Чернобровый, черноусый сорокалетний комиссар полка Георгий Степанович Власенко заботой о людях, внимательным подходом и уважительностью к ним завоевал в полку прочный авторитет подлинного партийного руководителя. С комиссаром можно было по душам поговорить, посоветоваться, не боясь начальственного окрика. В молодые годы Власенко работал горновым на металлургическом заводе в Кадиевке на Донбассе. Участвовал в гражданской войне, учился в совпартшколе, а позже — на филологическом факультете Московского госуниверситета. В 1929 году по партийной мобилизации Георгий Степанович был направлен на политработу в Красную Армию.
Комиссар полка тщательно изучал деловые и моральные качества молодых командиров, вникал не только в их служебную деятельность, но и в личную жизнь. В беседах со мной он интересовался обстановкой, в которой я жил и воспитывался до службы в армии, расспрашивал, как я вступил в партию, что чувствовал при этом, доволен ли выбором военной профессии, служебной и личной жизнью.
□ □ □ □ □ □ □
**ЗАДАНИЯ К УПРАЖНЕНИЮ**
(1) Где Власенко работал горновым в молодые годы, если верить отрывку о комиссаре Власенко?
(2) Напишите продолжение отрывка о комиссаре Власенко, начиная сразу после его последнего предложения.
□ □ □ □ □ □ □
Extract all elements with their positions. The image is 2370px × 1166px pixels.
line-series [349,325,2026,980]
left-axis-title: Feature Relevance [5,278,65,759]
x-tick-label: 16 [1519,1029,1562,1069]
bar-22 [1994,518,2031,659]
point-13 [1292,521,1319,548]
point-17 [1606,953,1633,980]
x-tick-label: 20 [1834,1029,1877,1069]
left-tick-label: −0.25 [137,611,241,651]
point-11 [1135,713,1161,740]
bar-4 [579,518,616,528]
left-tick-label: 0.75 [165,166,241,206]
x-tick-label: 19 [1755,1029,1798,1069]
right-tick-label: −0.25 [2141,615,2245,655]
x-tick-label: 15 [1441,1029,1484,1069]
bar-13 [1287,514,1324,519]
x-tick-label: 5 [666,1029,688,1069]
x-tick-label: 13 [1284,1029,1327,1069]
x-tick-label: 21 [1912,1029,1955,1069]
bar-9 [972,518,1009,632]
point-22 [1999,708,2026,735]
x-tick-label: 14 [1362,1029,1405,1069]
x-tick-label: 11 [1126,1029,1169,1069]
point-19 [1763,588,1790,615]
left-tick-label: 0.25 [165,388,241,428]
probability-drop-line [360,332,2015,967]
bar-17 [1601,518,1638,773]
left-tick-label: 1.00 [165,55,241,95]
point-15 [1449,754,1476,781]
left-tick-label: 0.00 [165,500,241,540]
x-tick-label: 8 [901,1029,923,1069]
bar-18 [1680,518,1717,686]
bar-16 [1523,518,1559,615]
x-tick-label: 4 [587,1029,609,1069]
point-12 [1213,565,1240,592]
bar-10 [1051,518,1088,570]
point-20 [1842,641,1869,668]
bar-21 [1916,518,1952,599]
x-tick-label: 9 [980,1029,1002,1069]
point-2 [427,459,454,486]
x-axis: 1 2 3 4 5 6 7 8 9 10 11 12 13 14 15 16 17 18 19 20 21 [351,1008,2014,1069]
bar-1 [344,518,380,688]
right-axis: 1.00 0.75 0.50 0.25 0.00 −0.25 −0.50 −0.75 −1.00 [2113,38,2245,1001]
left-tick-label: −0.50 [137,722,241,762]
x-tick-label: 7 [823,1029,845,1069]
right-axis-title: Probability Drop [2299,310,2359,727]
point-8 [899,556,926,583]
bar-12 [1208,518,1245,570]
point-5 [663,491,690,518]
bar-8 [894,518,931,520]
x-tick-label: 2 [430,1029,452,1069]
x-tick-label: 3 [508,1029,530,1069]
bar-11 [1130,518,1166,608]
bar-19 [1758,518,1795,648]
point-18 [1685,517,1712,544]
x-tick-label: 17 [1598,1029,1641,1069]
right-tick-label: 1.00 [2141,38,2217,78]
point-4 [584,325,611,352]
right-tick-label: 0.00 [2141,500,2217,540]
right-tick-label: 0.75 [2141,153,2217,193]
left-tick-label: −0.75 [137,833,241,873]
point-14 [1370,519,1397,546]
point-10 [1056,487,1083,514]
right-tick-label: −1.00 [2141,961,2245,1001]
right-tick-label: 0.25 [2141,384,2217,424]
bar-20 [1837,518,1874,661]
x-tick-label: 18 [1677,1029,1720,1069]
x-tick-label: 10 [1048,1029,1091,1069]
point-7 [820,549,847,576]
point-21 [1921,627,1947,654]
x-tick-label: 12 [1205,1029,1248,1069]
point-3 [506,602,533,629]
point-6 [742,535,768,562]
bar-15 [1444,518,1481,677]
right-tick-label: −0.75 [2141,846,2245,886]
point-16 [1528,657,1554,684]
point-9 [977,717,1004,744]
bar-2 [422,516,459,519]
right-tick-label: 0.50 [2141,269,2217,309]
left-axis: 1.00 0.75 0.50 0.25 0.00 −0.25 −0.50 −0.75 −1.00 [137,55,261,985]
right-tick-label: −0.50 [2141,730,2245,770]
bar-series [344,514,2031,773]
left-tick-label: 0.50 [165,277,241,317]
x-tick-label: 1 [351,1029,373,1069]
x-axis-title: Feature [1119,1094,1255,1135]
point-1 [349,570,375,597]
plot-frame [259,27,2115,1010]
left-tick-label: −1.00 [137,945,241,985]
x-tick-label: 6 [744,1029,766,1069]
□ □ □ □ □ □ □
**ОТВЕТЫ**
(1) На металлургическом заводе в Кадиевке на Донбассе.

(2)
В рассказе о юношеских годах до поступления в ряды Красной Армии я делился с комиссаром многим сокровенным, что оставило во мне наиболее глубокий след: о дружбе со сверстниками — украинскими, русскими, еврейскими и польскими ребятами, о взаимной выручке друг друга в трудные времена жизни в нашем провинциальном городе Староконстантинове на Украине. Без этой дружбы, говорил я комиссару, было бы трудно мне, сыну бедных крестьян, идти по ухабистой дороге жизни, вряд ли я смог бы получить среднее образование до призыва в армию и найти свое призвание — стать кадровым командиром.
Готовиться к вступлению в партию я начал в учебном дивизионе артиллерийского полка в Закавказье, где началась моя военная служба. Здесь, в здоровом армейском коллективе, росла моя политическая убежденность, воспитывалось чувство советского патриотизма и пролетарского интернационализма. Стал кандидатом в члены партии. А членом партии — уже в Объединенной военной школе имени ВЦИК. Рассказал комиссару полка, с каким волнением получил партийный билет, с каким трепетным чувством заступал в караул и стоял на посту номер один у Мавзолея великого Ленина.
Что касается выбора военной профессии, то о ней мечтал и к ней стремился еще в школьном возрасте. Меня увлекала романтика военной службы, страстное желание стать кадровым командиром Красной Армии. Но на пути к осуществлению мечты пришлось встретить большие трудности. В военкомате города Староконстантинова, куда я обратился, чтобы узнать о возможности поступить в военное училище, старшина, сидевший за столом, не глядя на посетителя, процедил:
— Нет и не будет в этом году разнарядки. Так что, милок, шагай отседова, не задерживайся, понял?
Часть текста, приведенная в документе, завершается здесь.